» **TASK OBJECTIVE**: Copy the listing verbatim, excluding any images found in it.

* Begin RECORDS FOR PROCESSING *

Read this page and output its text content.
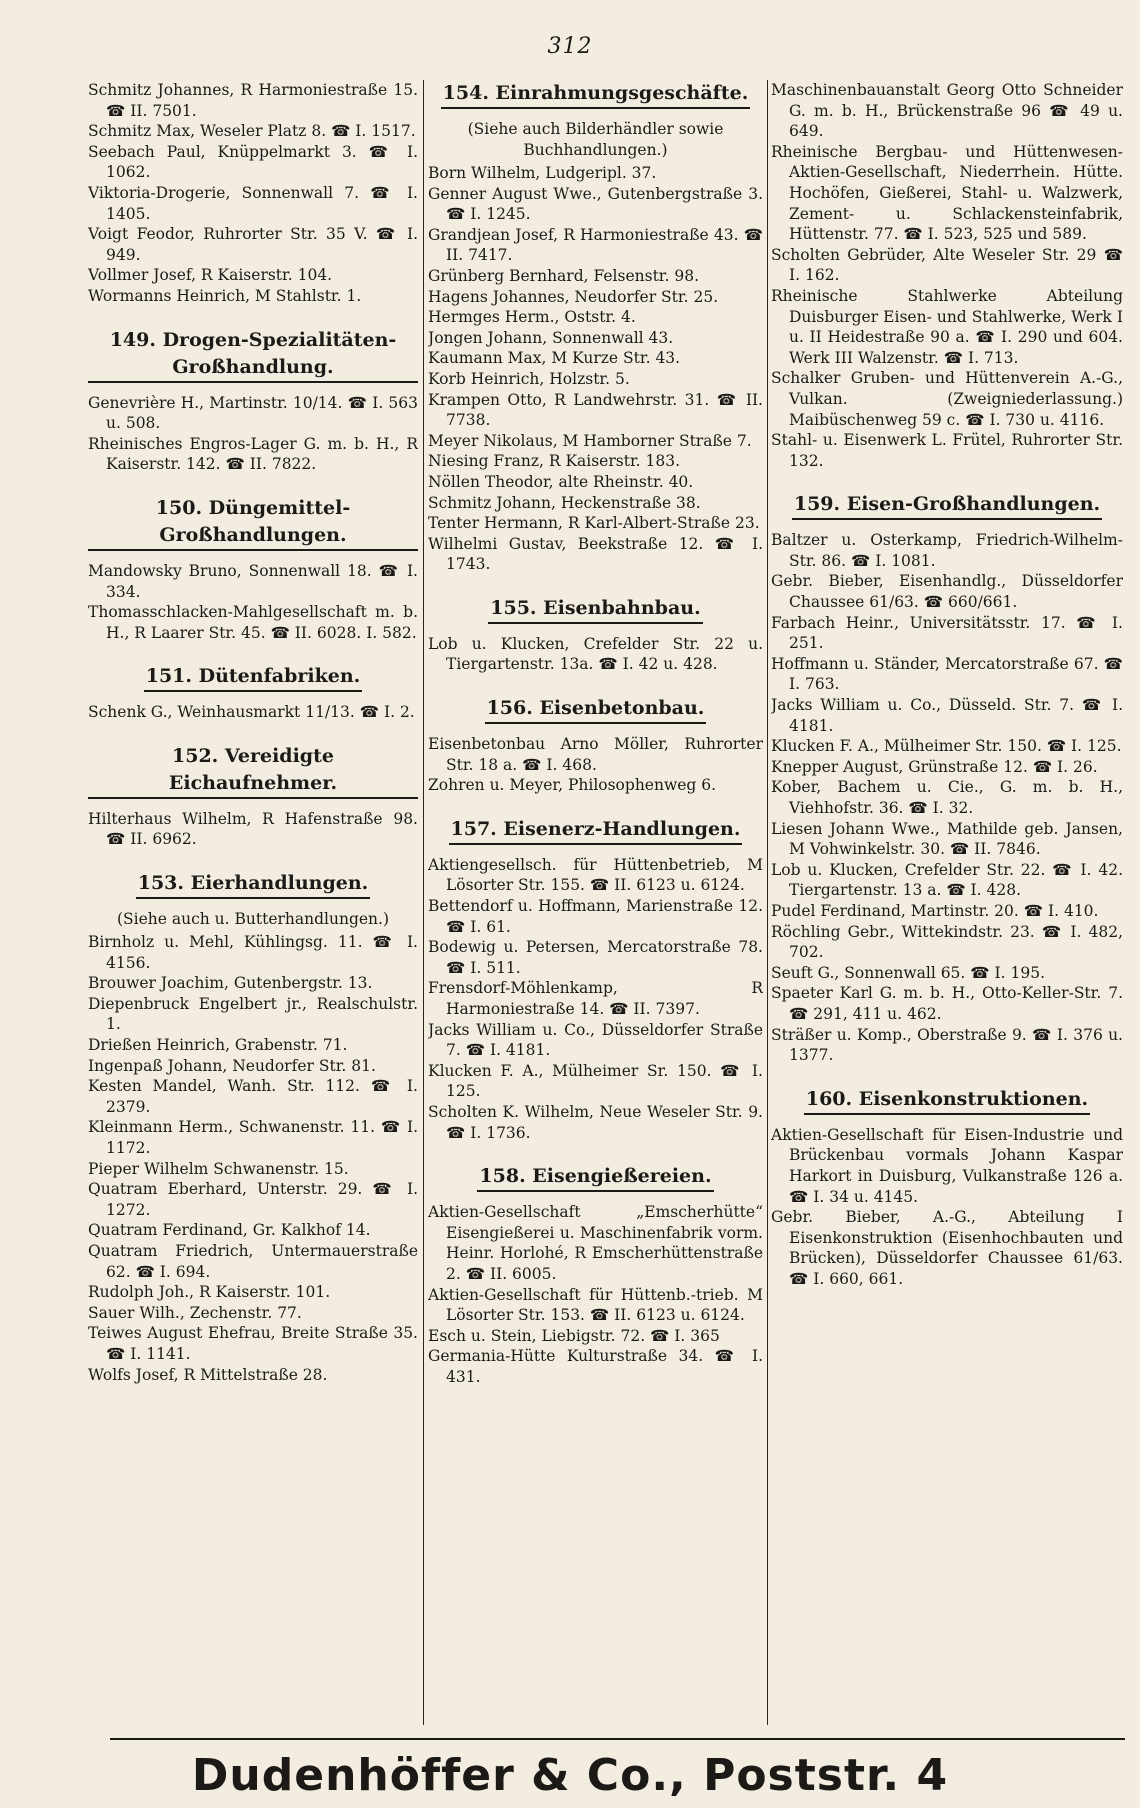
312
Schmitz Johannes, R Harmoniestraße 15. ☎ II. 7501.
Schmitz Max, Weseler Platz 8. ☎ I. 1517.
Seebach Paul, Knüppelmarkt 3. ☎ I. 1062.
Viktoria-Drogerie, Sonnenwall 7. ☎ I. 1405.
Voigt Feodor, Ruhrorter Str. 35 V. ☎ I. 949.
Vollmer Josef, R Kaiserstr. 104.
Wormanns Heinrich, M Stahlstr. 1.
149. Drogen-Spezialitäten-Großhandlung.
Genevrière H., Martinstr. 10/14. ☎ I. 563 u. 508.
Rheinisches Engros-Lager G. m. b. H., R Kaiserstr. 142. ☎ II. 7822.
150. Düngemittel-Großhandlungen.
Mandowsky Bruno, Sonnenwall 18. ☎ I. 334.
Thomasschlacken-Mahlgesellschaft m. b. H., R Laarer Str. 45. ☎ II. 6028. I. 582.
151. Dütenfabriken.
Schenk G., Weinhausmarkt 11/13. ☎ I. 2.
152. Vereidigte Eichaufnehmer.
Hilterhaus Wilhelm, R Hafenstraße 98. ☎ II. 6962.
153. Eierhandlungen.
(Siehe auch u. Butterhandlungen.)
Birnholz u. Mehl, Kühlingsg. 11. ☎ I. 4156.
Brouwer Joachim, Gutenbergstr. 13.
Diepenbruck Engelbert jr., Realschulstr. 1.
Drießen Heinrich, Grabenstr. 71.
Ingenpaß Johann, Neudorfer Str. 81.
Kesten Mandel, Wanh. Str. 112. ☎ I. 2379.
Kleinmann Herm., Schwanenstr. 11. ☎ I. 1172.
Pieper Wilhelm Schwanenstr. 15.
Quatram Eberhard, Unterstr. 29. ☎ I. 1272.
Quatram Ferdinand, Gr. Kalkhof 14.
Quatram Friedrich, Untermauerstraße 62. ☎ I. 694.
Rudolph Joh., R Kaiserstr. 101.
Sauer Wilh., Zechenstr. 77.
Teiwes August Ehefrau, Breite Straße 35. ☎ I. 1141.
Wolfs Josef, R Mittelstraße 28.
154. Einrahmungsgeschäfte.
(Siehe auch Bilderhändler sowie Buchhandlungen.)
Born Wilhelm, Ludgeripl. 37.
Genner August Wwe., Gutenbergstraße 3. ☎ I. 1245.
Grandjean Josef, R Harmoniestraße 43. ☎ II. 7417.
Grünberg Bernhard, Felsenstr. 98.
Hagens Johannes, Neudorfer Str. 25.
Hermges Herm., Oststr. 4.
Jongen Johann, Sonnenwall 43.
Kaumann Max, M Kurze Str. 43.
Korb Heinrich, Holzstr. 5.
Krampen Otto, R Landwehrstr. 31. ☎ II. 7738.
Meyer Nikolaus, M Hamborner Straße 7.
Niesing Franz, R Kaiserstr. 183.
Nöllen Theodor, alte Rheinstr. 40.
Schmitz Johann, Heckenstraße 38.
Tenter Hermann, R Karl-Albert-Straße 23.
Wilhelmi Gustav, Beekstraße 12. ☎ I. 1743.
155. Eisenbahnbau.
Lob u. Klucken, Crefelder Str. 22 u. Tiergartenstr. 13a. ☎ I. 42 u. 428.
156. Eisenbetonbau.
Eisenbetonbau Arno Möller, Ruhrorter Str. 18 a. ☎ I. 468.
Zohren u. Meyer, Philosophenweg 6.
157. Eisenerz-Handlungen.
Aktiengesellsch. für Hüttenbetrieb, M Lösorter Str. 155. ☎ II. 6123 u. 6124.
Bettendorf u. Hoffmann, Marienstraße 12. ☎ I. 61.
Bodewig u. Petersen, Mercatorstraße 78. ☎ I. 511.
Frensdorf-Möhlenkamp, R Harmoniestraße 14. ☎ II. 7397.
Jacks William u. Co., Düsseldorfer Straße 7. ☎ I. 4181.
Klucken F. A., Mülheimer Sr. 150. ☎ I. 125.
Scholten K. Wilhelm, Neue Weseler Str. 9. ☎ I. 1736.
158. Eisengießereien.
Aktien-Gesellschaft „Emscherhütte“ Eisengießerei u. Maschinenfabrik vorm. Heinr. Horlohé, R Emscherhüttenstraße 2. ☎ II. 6005.
Aktien-Gesellschaft für Hüttenb.-trieb. M Lösorter Str. 153. ☎ II. 6123 u. 6124.
Esch u. Stein, Liebigstr. 72. ☎ I. 365
Germania-Hütte Kulturstraße 34. ☎ I. 431.
Maschinenbauanstalt Georg Otto Schneider G. m. b. H., Brückenstraße 96 ☎ 49 u. 649.
Rheinische Bergbau- und Hüttenwesen-Aktien-Gesellschaft, Niederrhein. Hütte. Hochöfen, Gießerei, Stahl- u. Walzwerk, Zement- u. Schlackensteinfabrik, Hüttenstr. 77. ☎ I. 523, 525 und 589.
Scholten Gebrüder, Alte Weseler Str. 29 ☎ I. 162.
Rheinische Stahlwerke Abteilung Duisburger Eisen- und Stahlwerke, Werk I u. II Heidestraße 90 a. ☎ I. 290 und 604. Werk III Walzenstr. ☎ I. 713.
Schalker Gruben- und Hüttenverein A.-G., Vulkan. (Zweigniederlassung.) Maibüschenweg 59 c. ☎ I. 730 u. 4116.
Stahl- u. Eisenwerk L. Frütel, Ruhrorter Str. 132.
159. Eisen-Großhandlungen.
Baltzer u. Osterkamp, Friedrich-Wilhelm-Str. 86. ☎ I. 1081.
Gebr. Bieber, Eisenhandlg., Düsseldorfer Chaussee 61/63. ☎ 660/661.
Farbach Heinr., Universitätsstr. 17. ☎ I. 251.
Hoffmann u. Ständer, Mercatorstraße 67. ☎ I. 763.
Jacks William u. Co., Düsseld. Str. 7. ☎ I. 4181.
Klucken F. A., Mülheimer Str. 150. ☎ I. 125.
Knepper August, Grünstraße 12. ☎ I. 26.
Kober, Bachem u. Cie., G. m. b. H., Viehhofstr. 36. ☎ I. 32.
Liesen Johann Wwe., Mathilde geb. Jansen, M Vohwinkelstr. 30. ☎ II. 7846.
Lob u. Klucken, Crefelder Str. 22. ☎ I. 42. Tiergartenstr. 13 a. ☎ I. 428.
Pudel Ferdinand, Martinstr. 20. ☎ I. 410.
Röchling Gebr., Wittekindstr. 23. ☎ I. 482, 702.
Seuft G., Sonnenwall 65. ☎ I. 195.
Spaeter Karl G. m. b. H., Otto-Keller-Str. 7. ☎ 291, 411 u. 462.
Sträßer u. Komp., Oberstraße 9. ☎ I. 376 u. 1377.
160. Eisenkonstruktionen.
Aktien-Gesellschaft für Eisen-Industrie und Brückenbau vormals Johann Kaspar Harkort in Duisburg, Vulkanstraße 126 a. ☎ I. 34 u. 4145.
Gebr. Bieber, A.-G., Abteilung I Eisenkonstruktion (Eisenhochbauten und Brücken), Düsseldorfer Chaussee 61/63. ☎ I. 660, 661.
Dudenhöffer & Co., Poststr. 4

* End RECORDS FOR PROCESSING *

» **WRITTEN SOLUTION**:
Read this page and output its text content.
312
Schmitz Johannes, R Harmoniestraße 15. ☎ II. 7501.
Schmitz Max, Weseler Platz 8. ☎ I. 1517.
Seebach Paul, Knüppelmarkt 3. ☎ I. 1062.
Viktoria-Drogerie, Sonnenwall 7. ☎ I. 1405.
Voigt Feodor, Ruhrorter Str. 35 V. ☎ I. 949.
Vollmer Josef, R Kaiserstr. 104.
Wormanns Heinrich, M Stahlstr. 1.
149. Drogen-Spezialitäten-Großhandlung.
Genevrière H., Martinstr. 10/14. ☎ I. 563 u. 508.
Rheinisches Engros-Lager G. m. b. H., R Kaiserstr. 142. ☎ II. 7822.
150. Düngemittel-Großhandlungen.
Mandowsky Bruno, Sonnenwall 18. ☎ I. 334.
Thomasschlacken-Mahlgesellschaft m. b. H., R Laarer Str. 45. ☎ II. 6028. I. 582.
151. Dütenfabriken.
Schenk G., Weinhausmarkt 11/13. ☎ I. 2.
152. Vereidigte Eichaufnehmer.
Hilterhaus Wilhelm, R Hafenstraße 98. ☎ II. 6962.
153. Eierhandlungen.
(Siehe auch u. Butterhandlungen.)
Birnholz u. Mehl, Kühlingsg. 11. ☎ I. 4156.
Brouwer Joachim, Gutenbergstr. 13.
Diepenbruck Engelbert jr., Realschulstr. 1.
Drießen Heinrich, Grabenstr. 71.
Ingenpaß Johann, Neudorfer Str. 81.
Kesten Mandel, Wanh. Str. 112. ☎ I. 2379.
Kleinmann Herm., Schwanenstr. 11. ☎ I. 1172.
Pieper Wilhelm Schwanenstr. 15.
Quatram Eberhard, Unterstr. 29. ☎ I. 1272.
Quatram Ferdinand, Gr. Kalkhof 14.
Quatram Friedrich, Untermauerstraße 62. ☎ I. 694.
Rudolph Joh., R Kaiserstr. 101.
Sauer Wilh., Zechenstr. 77.
Teiwes August Ehefrau, Breite Straße 35. ☎ I. 1141.
Wolfs Josef, R Mittelstraße 28.
154. Einrahmungsgeschäfte.
(Siehe auch Bilderhändler sowie Buchhandlungen.)
Born Wilhelm, Ludgeripl. 37.
Genner August Wwe., Gutenbergstraße 3. ☎ I. 1245.
Grandjean Josef, R Harmoniestraße 43. ☎ II. 7417.
Grünberg Bernhard, Felsenstr. 98.
Hagens Johannes, Neudorfer Str. 25.
Hermges Herm., Oststr. 4.
Jongen Johann, Sonnenwall 43.
Kaumann Max, M Kurze Str. 43.
Korb Heinrich, Holzstr. 5.
Krampen Otto, R Landwehrstr. 31. ☎ II. 7738.
Meyer Nikolaus, M Hamborner Straße 7.
Niesing Franz, R Kaiserstr. 183.
Nöllen Theodor, alte Rheinstr. 40.
Schmitz Johann, Heckenstraße 38.
Tenter Hermann, R Karl-Albert-Straße 23.
Wilhelmi Gustav, Beekstraße 12. ☎ I. 1743.
155. Eisenbahnbau.
Lob u. Klucken, Crefelder Str. 22 u. Tiergartenstr. 13a. ☎ I. 42 u. 428.
156. Eisenbetonbau.
Eisenbetonbau Arno Möller, Ruhrorter Str. 18 a. ☎ I. 468.
Zohren u. Meyer, Philosophenweg 6.
157. Eisenerz-Handlungen.
Aktiengesellsch. für Hüttenbetrieb, M Lösorter Str. 155. ☎ II. 6123 u. 6124.
Bettendorf u. Hoffmann, Marienstraße 12. ☎ I. 61.
Bodewig u. Petersen, Mercatorstraße 78. ☎ I. 511.
Frensdorf-Möhlenkamp, R Harmoniestraße 14. ☎ II. 7397.
Jacks William u. Co., Düsseldorfer Straße 7. ☎ I. 4181.
Klucken F. A., Mülheimer Sr. 150. ☎ I. 125.
Scholten K. Wilhelm, Neue Weseler Str. 9. ☎ I. 1736.
158. Eisengießereien.
Aktien-Gesellschaft „Emscherhütte“ Eisengießerei u. Maschinenfabrik vorm. Heinr. Horlohé, R Emscherhüttenstraße 2. ☎ II. 6005.
Aktien-Gesellschaft für Hüttenb.-trieb. M Lösorter Str. 153. ☎ II. 6123 u. 6124.
Esch u. Stein, Liebigstr. 72. ☎ I. 365
Germania-Hütte Kulturstraße 34. ☎ I. 431.
Maschinenbauanstalt Georg Otto Schneider G. m. b. H., Brückenstraße 96 ☎ 49 u. 649.
Rheinische Bergbau- und Hüttenwesen-Aktien-Gesellschaft, Niederrhein. Hütte. Hochöfen, Gießerei, Stahl- u. Walzwerk, Zement- u. Schlackensteinfabrik, Hüttenstr. 77. ☎ I. 523, 525 und 589.
Scholten Gebrüder, Alte Weseler Str. 29 ☎ I. 162.
Rheinische Stahlwerke Abteilung Duisburger Eisen- und Stahlwerke, Werk I u. II Heidestraße 90 a. ☎ I. 290 und 604. Werk III Walzenstr. ☎ I. 713.
Schalker Gruben- und Hüttenverein A.-G., Vulkan. (Zweigniederlassung.) Maibüschenweg 59 c. ☎ I. 730 u. 4116.
Stahl- u. Eisenwerk L. Frütel, Ruhrorter Str. 132.
159. Eisen-Großhandlungen.
Baltzer u. Osterkamp, Friedrich-Wilhelm-Str. 86. ☎ I. 1081.
Gebr. Bieber, Eisenhandlg., Düsseldorfer Chaussee 61/63. ☎ 660/661.
Farbach Heinr., Universitätsstr. 17. ☎ I. 251.
Hoffmann u. Ständer, Mercatorstraße 67. ☎ I. 763.
Jacks William u. Co., Düsseld. Str. 7. ☎ I. 4181.
Klucken F. A., Mülheimer Str. 150. ☎ I. 125.
Knepper August, Grünstraße 12. ☎ I. 26.
Kober, Bachem u. Cie., G. m. b. H., Viehhofstr. 36. ☎ I. 32.
Liesen Johann Wwe., Mathilde geb. Jansen, M Vohwinkelstr. 30. ☎ II. 7846.
Lob u. Klucken, Crefelder Str. 22. ☎ I. 42. Tiergartenstr. 13 a. ☎ I. 428.
Pudel Ferdinand, Martinstr. 20. ☎ I. 410.
Röchling Gebr., Wittekindstr. 23. ☎ I. 482, 702.
Seuft G., Sonnenwall 65. ☎ I. 195.
Spaeter Karl G. m. b. H., Otto-Keller-Str. 7. ☎ 291, 411 u. 462.
Sträßer u. Komp., Oberstraße 9. ☎ I. 376 u. 1377.
160. Eisenkonstruktionen.
Aktien-Gesellschaft für Eisen-Industrie und Brückenbau vormals Johann Kaspar Harkort in Duisburg, Vulkanstraße 126 a. ☎ I. 34 u. 4145.
Gebr. Bieber, A.-G., Abteilung I Eisenkonstruktion (Eisenhochbauten und Brücken), Düsseldorfer Chaussee 61/63. ☎ I. 660, 661.
Dudenhöffer & Co., Poststr. 4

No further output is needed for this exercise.